Directions for this task
Read through the data and count the lines that contain the string "океанографии"; give only the result.

— start —

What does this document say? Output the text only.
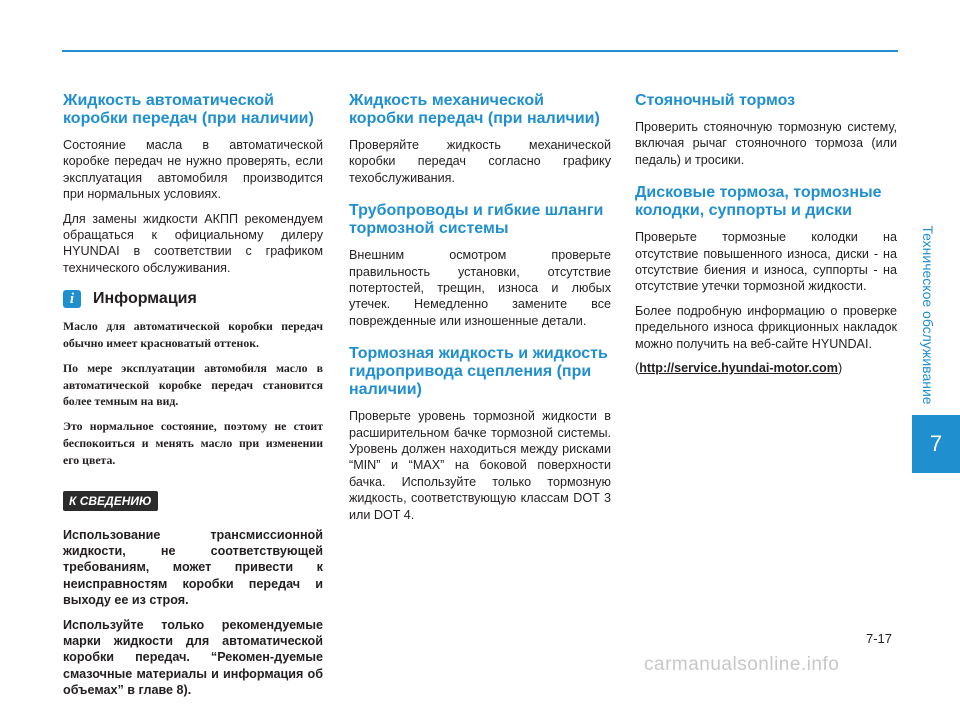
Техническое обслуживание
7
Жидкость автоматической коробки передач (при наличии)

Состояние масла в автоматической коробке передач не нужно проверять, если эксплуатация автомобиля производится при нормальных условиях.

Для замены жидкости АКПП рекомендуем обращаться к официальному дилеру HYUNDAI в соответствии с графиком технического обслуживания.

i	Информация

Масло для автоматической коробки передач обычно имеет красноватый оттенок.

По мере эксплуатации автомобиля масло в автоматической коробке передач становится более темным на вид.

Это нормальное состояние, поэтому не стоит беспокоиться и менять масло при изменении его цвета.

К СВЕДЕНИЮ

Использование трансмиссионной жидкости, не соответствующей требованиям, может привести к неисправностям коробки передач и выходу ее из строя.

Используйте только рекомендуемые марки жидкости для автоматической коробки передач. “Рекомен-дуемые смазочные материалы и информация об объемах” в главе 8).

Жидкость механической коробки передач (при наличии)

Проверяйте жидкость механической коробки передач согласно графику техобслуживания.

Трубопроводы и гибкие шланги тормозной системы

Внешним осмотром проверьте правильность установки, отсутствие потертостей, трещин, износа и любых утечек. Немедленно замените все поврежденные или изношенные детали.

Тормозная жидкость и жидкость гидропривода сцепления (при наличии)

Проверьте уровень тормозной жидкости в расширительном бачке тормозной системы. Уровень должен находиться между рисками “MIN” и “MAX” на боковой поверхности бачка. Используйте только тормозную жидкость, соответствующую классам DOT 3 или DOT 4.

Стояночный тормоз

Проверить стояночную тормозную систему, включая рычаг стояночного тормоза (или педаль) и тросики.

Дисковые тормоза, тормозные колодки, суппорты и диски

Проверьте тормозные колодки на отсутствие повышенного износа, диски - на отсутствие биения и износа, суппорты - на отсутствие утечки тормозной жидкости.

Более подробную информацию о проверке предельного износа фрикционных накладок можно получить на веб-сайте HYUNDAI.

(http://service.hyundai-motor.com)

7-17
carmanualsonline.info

— end —
— start —

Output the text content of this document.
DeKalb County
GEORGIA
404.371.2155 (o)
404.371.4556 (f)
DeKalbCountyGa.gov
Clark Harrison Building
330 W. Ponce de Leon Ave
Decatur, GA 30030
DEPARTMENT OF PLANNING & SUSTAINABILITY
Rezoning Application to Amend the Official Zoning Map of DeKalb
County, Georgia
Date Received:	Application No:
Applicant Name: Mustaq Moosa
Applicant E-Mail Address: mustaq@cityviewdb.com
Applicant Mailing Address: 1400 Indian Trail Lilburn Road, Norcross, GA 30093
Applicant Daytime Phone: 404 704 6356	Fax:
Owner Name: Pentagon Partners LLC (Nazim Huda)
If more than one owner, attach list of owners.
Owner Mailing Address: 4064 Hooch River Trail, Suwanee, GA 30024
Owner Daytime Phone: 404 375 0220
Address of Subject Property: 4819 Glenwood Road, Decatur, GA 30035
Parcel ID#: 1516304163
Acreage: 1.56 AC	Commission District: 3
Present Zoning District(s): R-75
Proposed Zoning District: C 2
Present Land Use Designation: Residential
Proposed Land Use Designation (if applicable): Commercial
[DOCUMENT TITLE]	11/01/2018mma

— end —
— start —

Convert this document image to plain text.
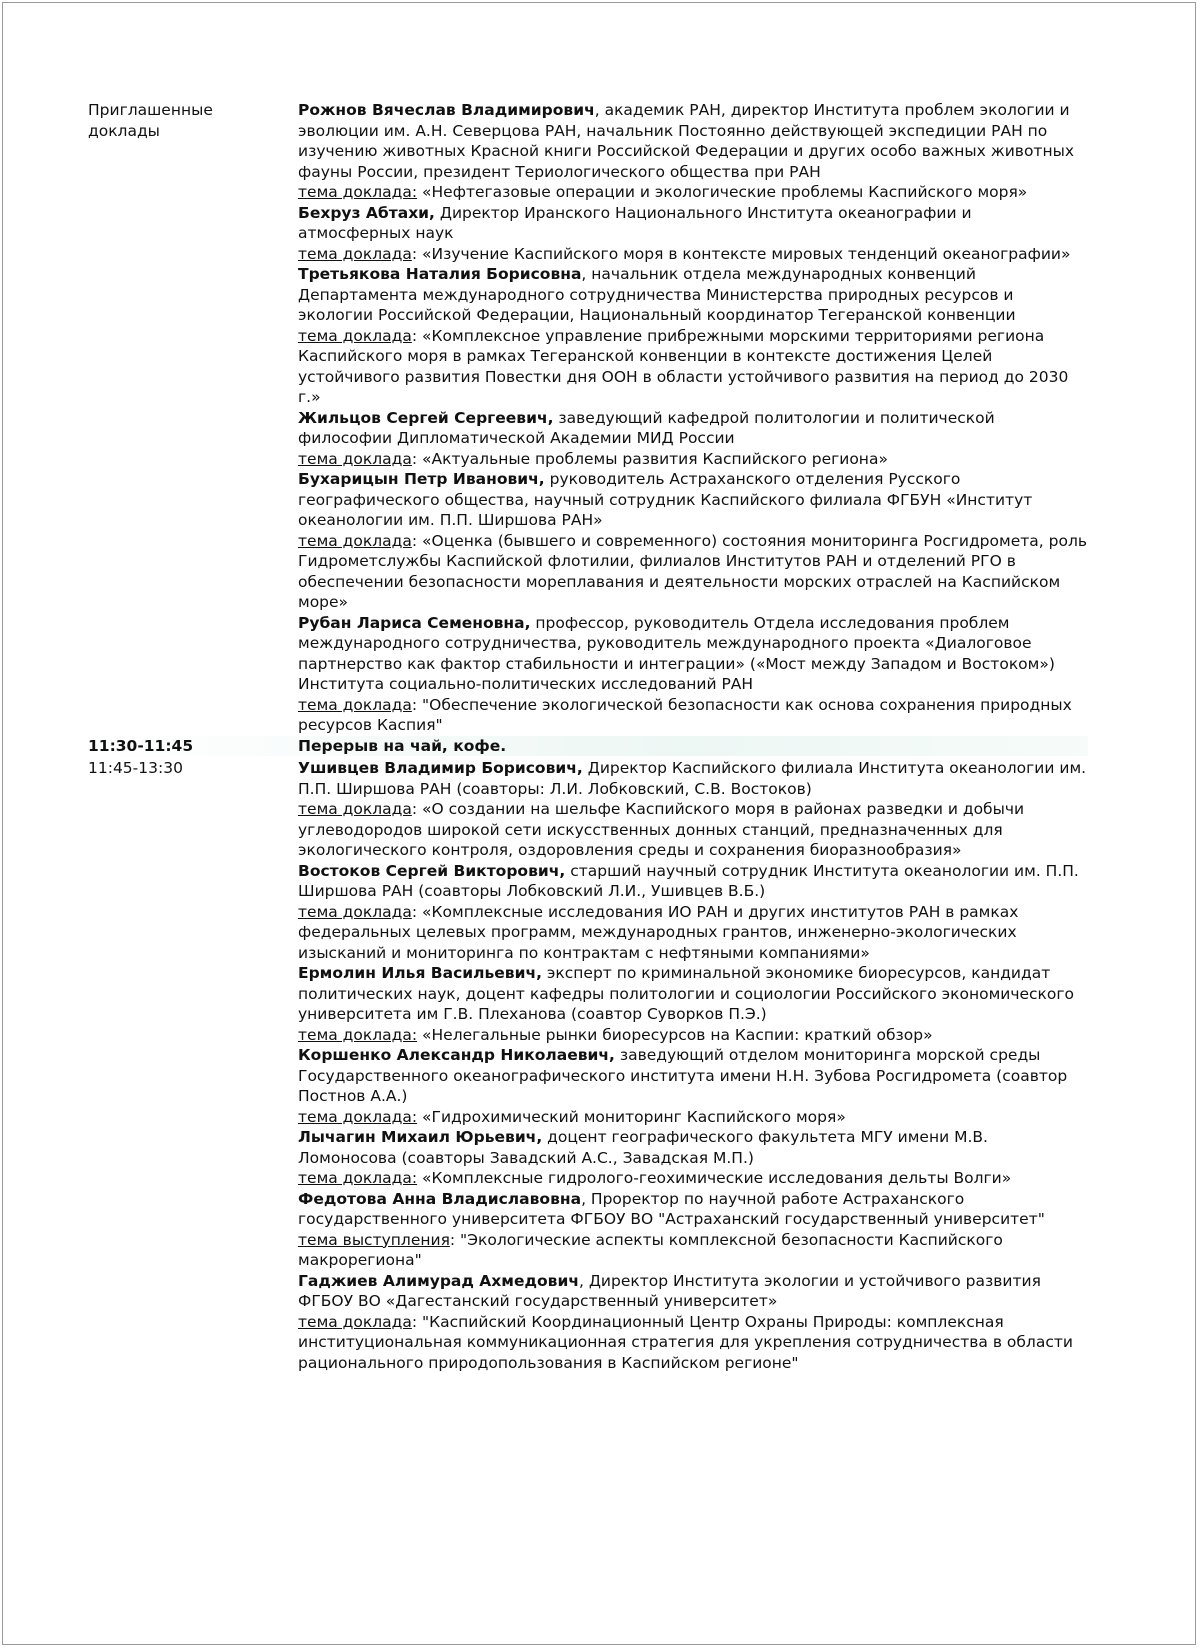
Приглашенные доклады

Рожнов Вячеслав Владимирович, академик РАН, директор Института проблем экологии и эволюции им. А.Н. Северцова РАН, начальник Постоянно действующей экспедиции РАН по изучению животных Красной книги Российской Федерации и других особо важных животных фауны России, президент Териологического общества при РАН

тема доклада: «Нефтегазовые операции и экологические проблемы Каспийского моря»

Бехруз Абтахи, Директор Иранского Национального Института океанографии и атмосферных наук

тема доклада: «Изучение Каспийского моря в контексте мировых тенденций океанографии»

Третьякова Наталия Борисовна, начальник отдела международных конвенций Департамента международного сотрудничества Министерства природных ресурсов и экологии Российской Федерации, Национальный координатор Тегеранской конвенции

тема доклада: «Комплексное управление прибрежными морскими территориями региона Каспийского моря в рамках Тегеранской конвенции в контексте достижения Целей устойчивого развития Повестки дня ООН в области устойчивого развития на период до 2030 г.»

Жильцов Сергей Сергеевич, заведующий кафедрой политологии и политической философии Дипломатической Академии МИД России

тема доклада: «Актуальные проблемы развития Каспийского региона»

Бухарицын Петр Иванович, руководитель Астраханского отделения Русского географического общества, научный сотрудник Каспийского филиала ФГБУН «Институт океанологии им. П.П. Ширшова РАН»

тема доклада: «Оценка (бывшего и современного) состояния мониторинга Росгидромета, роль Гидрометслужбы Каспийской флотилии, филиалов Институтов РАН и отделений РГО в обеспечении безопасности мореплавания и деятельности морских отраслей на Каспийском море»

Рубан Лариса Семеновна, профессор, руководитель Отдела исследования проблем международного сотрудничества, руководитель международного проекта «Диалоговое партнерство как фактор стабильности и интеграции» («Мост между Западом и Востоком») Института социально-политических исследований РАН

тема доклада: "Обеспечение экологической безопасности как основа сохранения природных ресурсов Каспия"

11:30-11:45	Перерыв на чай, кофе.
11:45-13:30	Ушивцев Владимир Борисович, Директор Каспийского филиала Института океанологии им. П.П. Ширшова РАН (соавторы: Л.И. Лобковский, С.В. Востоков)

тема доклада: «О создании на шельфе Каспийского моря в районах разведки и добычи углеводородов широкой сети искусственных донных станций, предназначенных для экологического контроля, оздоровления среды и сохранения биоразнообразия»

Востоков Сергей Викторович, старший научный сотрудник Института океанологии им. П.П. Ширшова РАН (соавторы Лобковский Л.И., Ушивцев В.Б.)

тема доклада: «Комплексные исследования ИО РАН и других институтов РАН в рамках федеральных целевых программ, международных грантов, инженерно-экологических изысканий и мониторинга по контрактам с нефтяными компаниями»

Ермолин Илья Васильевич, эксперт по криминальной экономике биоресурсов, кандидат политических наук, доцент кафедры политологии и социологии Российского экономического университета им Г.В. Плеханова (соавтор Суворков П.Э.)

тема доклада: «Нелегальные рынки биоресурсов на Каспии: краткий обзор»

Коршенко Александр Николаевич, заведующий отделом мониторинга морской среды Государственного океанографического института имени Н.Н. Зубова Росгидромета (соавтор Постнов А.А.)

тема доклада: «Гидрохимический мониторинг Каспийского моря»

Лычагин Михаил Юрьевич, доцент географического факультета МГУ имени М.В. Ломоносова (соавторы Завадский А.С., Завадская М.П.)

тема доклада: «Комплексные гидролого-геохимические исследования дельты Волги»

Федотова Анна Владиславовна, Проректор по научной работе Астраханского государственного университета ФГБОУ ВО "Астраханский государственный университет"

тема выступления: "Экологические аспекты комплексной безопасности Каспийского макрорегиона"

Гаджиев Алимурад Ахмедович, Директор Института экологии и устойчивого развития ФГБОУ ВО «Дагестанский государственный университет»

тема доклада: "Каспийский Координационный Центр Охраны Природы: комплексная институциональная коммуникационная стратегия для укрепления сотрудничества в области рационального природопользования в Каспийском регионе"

— end —

Final result
2